Data supplied
^^^^^^^^^^^^^^^^
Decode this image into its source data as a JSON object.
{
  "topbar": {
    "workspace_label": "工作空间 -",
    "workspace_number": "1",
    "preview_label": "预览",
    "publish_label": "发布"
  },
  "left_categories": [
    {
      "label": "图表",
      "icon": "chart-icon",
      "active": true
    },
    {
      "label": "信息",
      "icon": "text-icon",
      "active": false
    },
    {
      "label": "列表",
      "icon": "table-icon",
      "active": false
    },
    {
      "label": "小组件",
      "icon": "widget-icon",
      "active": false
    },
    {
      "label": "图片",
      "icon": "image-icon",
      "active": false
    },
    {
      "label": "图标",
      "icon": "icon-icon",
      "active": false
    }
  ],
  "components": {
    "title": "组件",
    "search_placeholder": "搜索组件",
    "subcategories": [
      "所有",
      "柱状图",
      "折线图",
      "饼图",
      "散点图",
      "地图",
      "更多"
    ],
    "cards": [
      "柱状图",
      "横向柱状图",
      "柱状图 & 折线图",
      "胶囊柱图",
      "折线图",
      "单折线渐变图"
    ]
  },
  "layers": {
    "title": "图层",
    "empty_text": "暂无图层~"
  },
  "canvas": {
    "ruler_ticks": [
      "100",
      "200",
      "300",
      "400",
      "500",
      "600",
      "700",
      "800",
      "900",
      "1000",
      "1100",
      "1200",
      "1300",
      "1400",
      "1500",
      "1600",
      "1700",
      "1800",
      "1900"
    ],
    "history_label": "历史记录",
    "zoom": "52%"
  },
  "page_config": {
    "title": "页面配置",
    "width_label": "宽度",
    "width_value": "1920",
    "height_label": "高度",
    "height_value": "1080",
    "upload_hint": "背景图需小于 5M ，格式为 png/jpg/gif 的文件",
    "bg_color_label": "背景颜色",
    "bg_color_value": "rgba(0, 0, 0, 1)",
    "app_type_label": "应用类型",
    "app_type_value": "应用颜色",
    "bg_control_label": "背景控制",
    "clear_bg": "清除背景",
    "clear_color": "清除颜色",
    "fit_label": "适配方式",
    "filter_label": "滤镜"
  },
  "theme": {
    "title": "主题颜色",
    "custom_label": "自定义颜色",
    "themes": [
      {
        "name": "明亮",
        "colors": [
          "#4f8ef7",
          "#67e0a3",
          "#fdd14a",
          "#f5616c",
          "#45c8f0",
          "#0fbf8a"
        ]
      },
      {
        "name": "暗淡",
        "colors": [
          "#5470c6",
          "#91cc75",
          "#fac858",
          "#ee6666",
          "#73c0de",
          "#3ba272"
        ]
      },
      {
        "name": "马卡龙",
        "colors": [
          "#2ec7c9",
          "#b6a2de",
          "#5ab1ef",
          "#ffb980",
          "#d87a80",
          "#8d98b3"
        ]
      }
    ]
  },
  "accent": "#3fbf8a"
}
^^^^^^^^^^^^^^^^
Here, the records must be output exactly and in full.

Decode this image into its source data as a JSON object.
{
  "topbar": {
    "workspace_label": "工作空间 -",
    "workspace_number": "1",
    "preview_label": "预览",
    "publish_label": "发布"
  },
  "left_categories": [
    {
      "label": "图表",
      "icon": "chart-icon",
      "active": true
    },
    {
      "label": "信息",
      "icon": "text-icon",
      "active": false
    },
    {
      "label": "列表",
      "icon": "table-icon",
      "active": false
    },
    {
      "label": "小组件",
      "icon": "widget-icon",
      "active": false
    },
    {
      "label": "图片",
      "icon": "image-icon",
      "active": false
    },
    {
      "label": "图标",
      "icon": "icon-icon",
      "active": false
    }
  ],
  "components": {
    "title": "组件",
    "search_placeholder": "搜索组件",
    "subcategories": [
      "所有",
      "柱状图",
      "折线图",
      "饼图",
      "散点图",
      "地图",
      "更多"
    ],
    "cards": [
      "柱状图",
      "横向柱状图",
      "柱状图 & 折线图",
      "胶囊柱图",
      "折线图",
      "单折线渐变图"
    ]
  },
  "layers": {
    "title": "图层",
    "empty_text": "暂无图层~"
  },
  "canvas": {
    "ruler_ticks": [
      "100",
      "200",
      "300",
      "400",
      "500",
      "600",
      "700",
      "800",
      "900",
      "1000",
      "1100",
      "1200",
      "1300",
      "1400",
      "1500",
      "1600",
      "1700",
      "1800",
      "1900"
    ],
    "history_label": "历史记录",
    "zoom": "52%"
  },
  "page_config": {
    "title": "页面配置",
    "width_label": "宽度",
    "width_value": "1920",
    "height_label": "高度",
    "height_value": "1080",
    "upload_hint": "背景图需小于 5M ，格式为 png/jpg/gif 的文件",
    "bg_color_label": "背景颜色",
    "bg_color_value": "rgba(0, 0, 0, 1)",
    "app_type_label": "应用类型",
    "app_type_value": "应用颜色",
    "bg_control_label": "背景控制",
    "clear_bg": "清除背景",
    "clear_color": "清除颜色",
    "fit_label": "适配方式",
    "filter_label": "滤镜"
  },
  "theme": {
    "title": "主题颜色",
    "custom_label": "自定义颜色",
    "themes": [
      {
        "name": "明亮",
        "colors": [
          "#4f8ef7",
          "#67e0a3",
          "#fdd14a",
          "#f5616c",
          "#45c8f0",
          "#0fbf8a"
        ]
      },
      {
        "name": "暗淡",
        "colors": [
          "#5470c6",
          "#91cc75",
          "#fac858",
          "#ee6666",
          "#73c0de",
          "#3ba272"
        ]
      },
      {
        "name": "马卡龙",
        "colors": [
          "#2ec7c9",
          "#b6a2de",
          "#5ab1ef",
          "#ffb980",
          "#d87a80",
          "#8d98b3"
        ]
      }
    ]
  },
  "accent": "#3fbf8a"
}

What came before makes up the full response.